▶ [WHAT THE TASK REQUIRES] Reproduce the listing below in full, substituting "Training Step" for every instance of "Epoch" and leaving all other text unchanged.

▶ [EXTRACTED INFORMATION]
* Start *

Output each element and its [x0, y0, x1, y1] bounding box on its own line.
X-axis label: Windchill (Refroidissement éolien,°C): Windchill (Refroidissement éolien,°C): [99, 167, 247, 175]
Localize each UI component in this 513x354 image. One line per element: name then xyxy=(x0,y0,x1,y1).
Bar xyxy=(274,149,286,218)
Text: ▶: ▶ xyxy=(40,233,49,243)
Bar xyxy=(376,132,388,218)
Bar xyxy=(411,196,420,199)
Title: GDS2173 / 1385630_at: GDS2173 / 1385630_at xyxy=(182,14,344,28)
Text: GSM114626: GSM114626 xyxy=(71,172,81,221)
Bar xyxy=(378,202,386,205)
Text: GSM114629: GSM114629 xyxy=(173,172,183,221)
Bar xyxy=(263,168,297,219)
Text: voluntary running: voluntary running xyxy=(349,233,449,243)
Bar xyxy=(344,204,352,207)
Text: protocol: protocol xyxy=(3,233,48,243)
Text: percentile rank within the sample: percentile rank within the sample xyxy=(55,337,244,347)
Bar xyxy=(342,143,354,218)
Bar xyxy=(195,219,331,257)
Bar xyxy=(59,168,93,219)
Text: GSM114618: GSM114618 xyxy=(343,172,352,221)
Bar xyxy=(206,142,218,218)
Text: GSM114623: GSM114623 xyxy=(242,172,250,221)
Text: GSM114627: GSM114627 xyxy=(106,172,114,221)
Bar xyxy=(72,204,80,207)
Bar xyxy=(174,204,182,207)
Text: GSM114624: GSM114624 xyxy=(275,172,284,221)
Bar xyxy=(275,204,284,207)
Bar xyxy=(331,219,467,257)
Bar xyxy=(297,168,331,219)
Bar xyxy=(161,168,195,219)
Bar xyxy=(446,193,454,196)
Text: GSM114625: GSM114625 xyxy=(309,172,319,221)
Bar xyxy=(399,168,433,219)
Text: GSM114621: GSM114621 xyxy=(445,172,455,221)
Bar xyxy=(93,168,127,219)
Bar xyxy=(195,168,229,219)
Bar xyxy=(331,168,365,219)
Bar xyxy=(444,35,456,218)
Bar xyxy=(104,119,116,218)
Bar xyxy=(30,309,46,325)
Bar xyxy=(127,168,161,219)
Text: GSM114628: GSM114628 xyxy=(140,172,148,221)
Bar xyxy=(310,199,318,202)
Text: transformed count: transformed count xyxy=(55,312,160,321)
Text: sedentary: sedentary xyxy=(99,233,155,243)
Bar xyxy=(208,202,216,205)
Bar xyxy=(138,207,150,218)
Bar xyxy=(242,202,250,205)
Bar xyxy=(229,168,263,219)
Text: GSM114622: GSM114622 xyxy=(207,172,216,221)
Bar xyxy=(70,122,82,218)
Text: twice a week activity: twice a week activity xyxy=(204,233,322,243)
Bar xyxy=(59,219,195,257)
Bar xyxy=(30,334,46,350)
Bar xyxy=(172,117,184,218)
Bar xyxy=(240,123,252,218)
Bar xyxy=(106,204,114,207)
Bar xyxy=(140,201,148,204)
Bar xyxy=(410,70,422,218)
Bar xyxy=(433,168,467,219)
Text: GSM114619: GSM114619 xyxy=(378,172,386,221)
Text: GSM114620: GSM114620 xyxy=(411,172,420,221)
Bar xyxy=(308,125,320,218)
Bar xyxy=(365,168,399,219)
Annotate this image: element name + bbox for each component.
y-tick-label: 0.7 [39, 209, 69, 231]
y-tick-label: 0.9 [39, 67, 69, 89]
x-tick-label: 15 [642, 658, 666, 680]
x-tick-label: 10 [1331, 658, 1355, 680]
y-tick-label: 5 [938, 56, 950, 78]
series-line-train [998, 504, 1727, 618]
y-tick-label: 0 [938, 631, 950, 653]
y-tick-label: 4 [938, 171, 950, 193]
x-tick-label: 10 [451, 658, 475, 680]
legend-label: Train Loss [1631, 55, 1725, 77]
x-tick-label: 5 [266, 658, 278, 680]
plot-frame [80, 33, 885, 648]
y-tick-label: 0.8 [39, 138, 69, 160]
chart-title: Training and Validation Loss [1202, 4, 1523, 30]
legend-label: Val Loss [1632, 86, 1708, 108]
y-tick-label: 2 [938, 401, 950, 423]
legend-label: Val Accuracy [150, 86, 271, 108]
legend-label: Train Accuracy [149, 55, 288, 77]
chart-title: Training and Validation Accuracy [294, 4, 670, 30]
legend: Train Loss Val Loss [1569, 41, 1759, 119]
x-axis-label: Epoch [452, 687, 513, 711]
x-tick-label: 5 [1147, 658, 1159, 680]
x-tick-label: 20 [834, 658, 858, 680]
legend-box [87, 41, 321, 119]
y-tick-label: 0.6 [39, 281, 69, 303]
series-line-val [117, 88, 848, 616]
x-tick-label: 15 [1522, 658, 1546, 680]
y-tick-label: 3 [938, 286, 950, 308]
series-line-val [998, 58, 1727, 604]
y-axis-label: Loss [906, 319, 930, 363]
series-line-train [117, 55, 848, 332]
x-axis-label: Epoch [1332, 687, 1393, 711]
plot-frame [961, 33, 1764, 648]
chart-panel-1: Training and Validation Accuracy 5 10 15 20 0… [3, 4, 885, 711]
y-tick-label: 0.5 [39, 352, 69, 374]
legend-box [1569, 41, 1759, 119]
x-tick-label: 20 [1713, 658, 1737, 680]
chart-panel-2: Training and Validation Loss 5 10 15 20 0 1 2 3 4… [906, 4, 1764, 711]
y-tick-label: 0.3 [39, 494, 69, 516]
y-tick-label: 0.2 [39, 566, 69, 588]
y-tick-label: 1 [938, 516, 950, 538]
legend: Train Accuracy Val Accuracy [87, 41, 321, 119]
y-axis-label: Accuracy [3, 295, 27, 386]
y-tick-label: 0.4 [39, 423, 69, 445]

* End *

▶ [SOLVED EXERCISE]
Output each element and its [x0, y0, x1, y1] bounding box on its own line.
X-axis label: Windchill (Refroidissement éolien,°C): Windchill (Refroidissement éolien,°C): [99, 167, 247, 175]
Localize each UI component in this 513x354 image. One line per element: name then xyxy=(x0,y0,x1,y1).
Bar xyxy=(274,149,286,218)
Text: ▶: ▶ xyxy=(40,233,49,243)
Bar xyxy=(376,132,388,218)
Bar xyxy=(411,196,420,199)
Title: GDS2173 / 1385630_at: GDS2173 / 1385630_at xyxy=(182,14,344,28)
Text: GSM114626: GSM114626 xyxy=(71,172,81,221)
Bar xyxy=(378,202,386,205)
Text: GSM114629: GSM114629 xyxy=(173,172,183,221)
Bar xyxy=(263,168,297,219)
Text: voluntary running: voluntary running xyxy=(349,233,449,243)
Bar xyxy=(344,204,352,207)
Text: protocol: protocol xyxy=(3,233,48,243)
Text: percentile rank within the sample: percentile rank within the sample xyxy=(55,337,244,347)
Bar xyxy=(342,143,354,218)
Bar xyxy=(195,219,331,257)
Bar xyxy=(59,168,93,219)
Text: GSM114618: GSM114618 xyxy=(343,172,352,221)
Bar xyxy=(206,142,218,218)
Text: GSM114623: GSM114623 xyxy=(242,172,250,221)
Text: GSM114627: GSM114627 xyxy=(106,172,114,221)
Bar xyxy=(72,204,80,207)
Bar xyxy=(174,204,182,207)
Text: GSM114624: GSM114624 xyxy=(275,172,284,221)
Bar xyxy=(275,204,284,207)
Bar xyxy=(331,219,467,257)
Bar xyxy=(297,168,331,219)
Bar xyxy=(161,168,195,219)
Bar xyxy=(446,193,454,196)
Text: GSM114625: GSM114625 xyxy=(309,172,319,221)
Bar xyxy=(399,168,433,219)
Text: GSM114621: GSM114621 xyxy=(445,172,455,221)
Bar xyxy=(93,168,127,219)
Bar xyxy=(195,168,229,219)
Bar xyxy=(331,168,365,219)
Bar xyxy=(444,35,456,218)
Bar xyxy=(104,119,116,218)
Bar xyxy=(30,309,46,325)
Bar xyxy=(127,168,161,219)
Text: GSM114628: GSM114628 xyxy=(140,172,148,221)
Bar xyxy=(310,199,318,202)
Text: transformed count: transformed count xyxy=(55,312,160,321)
Text: sedentary: sedentary xyxy=(99,233,155,243)
Bar xyxy=(208,202,216,205)
Bar xyxy=(138,207,150,218)
Bar xyxy=(242,202,250,205)
Bar xyxy=(229,168,263,219)
Text: GSM114622: GSM114622 xyxy=(207,172,216,221)
Bar xyxy=(70,122,82,218)
Text: twice a week activity: twice a week activity xyxy=(204,233,322,243)
Bar xyxy=(59,219,195,257)
Bar xyxy=(30,334,46,350)
Bar xyxy=(172,117,184,218)
Bar xyxy=(240,123,252,218)
Bar xyxy=(106,204,114,207)
Bar xyxy=(140,201,148,204)
Bar xyxy=(410,70,422,218)
Bar xyxy=(433,168,467,219)
Text: GSM114619: GSM114619 xyxy=(378,172,386,221)
Text: GSM114620: GSM114620 xyxy=(411,172,420,221)
Bar xyxy=(308,125,320,218)
Bar xyxy=(365,168,399,219)
Annotate this image: element name + bbox for each component.
y-tick-label: 0.7 [39, 209, 69, 231]
y-tick-label: 0.9 [39, 67, 69, 89]
x-tick-label: 15 [642, 658, 666, 680]
x-tick-label: 10 [1331, 658, 1355, 680]
y-tick-label: 5 [938, 56, 950, 78]
series-line-train [998, 504, 1727, 618]
y-tick-label: 0 [938, 631, 950, 653]
y-tick-label: 4 [938, 171, 950, 193]
x-tick-label: 10 [451, 658, 475, 680]
legend-label: Train Loss [1631, 55, 1725, 77]
x-tick-label: 5 [266, 658, 278, 680]
plot-frame [80, 33, 885, 648]
y-tick-label: 0.8 [39, 138, 69, 160]
chart-title: Training and Validation Loss [1202, 4, 1523, 30]
legend-label: Val Loss [1632, 86, 1708, 108]
y-tick-label: 2 [938, 401, 950, 423]
legend-label: Val Accuracy [150, 86, 271, 108]
legend-label: Train Accuracy [149, 55, 288, 77]
chart-title: Training and Validation Accuracy [294, 4, 670, 30]
legend: Train Loss Val Loss [1569, 41, 1759, 119]
x-axis-label: Training Step [452, 687, 513, 711]
x-tick-label: 5 [1147, 658, 1159, 680]
x-tick-label: 20 [834, 658, 858, 680]
legend-box [87, 41, 321, 119]
y-tick-label: 0.6 [39, 281, 69, 303]
series-line-val [117, 88, 848, 616]
x-tick-label: 15 [1522, 658, 1546, 680]
y-tick-label: 3 [938, 286, 950, 308]
series-line-val [998, 58, 1727, 604]
y-axis-label: Loss [906, 319, 930, 363]
series-line-train [117, 55, 848, 332]
x-axis-label: Training Step [1332, 687, 1393, 711]
plot-frame [961, 33, 1764, 648]
chart-panel-1: Training and Validation Accuracy 5 10 15 20 0… [3, 4, 885, 711]
y-tick-label: 0.5 [39, 352, 69, 374]
legend-box [1569, 41, 1759, 119]
x-tick-label: 20 [1713, 658, 1737, 680]
chart-panel-2: Training and Validation Loss 5 10 15 20 0 1 2 3 4… [906, 4, 1764, 711]
y-tick-label: 0.3 [39, 494, 69, 516]
y-tick-label: 0.2 [39, 566, 69, 588]
y-tick-label: 1 [938, 516, 950, 538]
legend: Train Accuracy Val Accuracy [87, 41, 321, 119]
y-axis-label: Accuracy [3, 295, 27, 386]
y-tick-label: 0.4 [39, 423, 69, 445]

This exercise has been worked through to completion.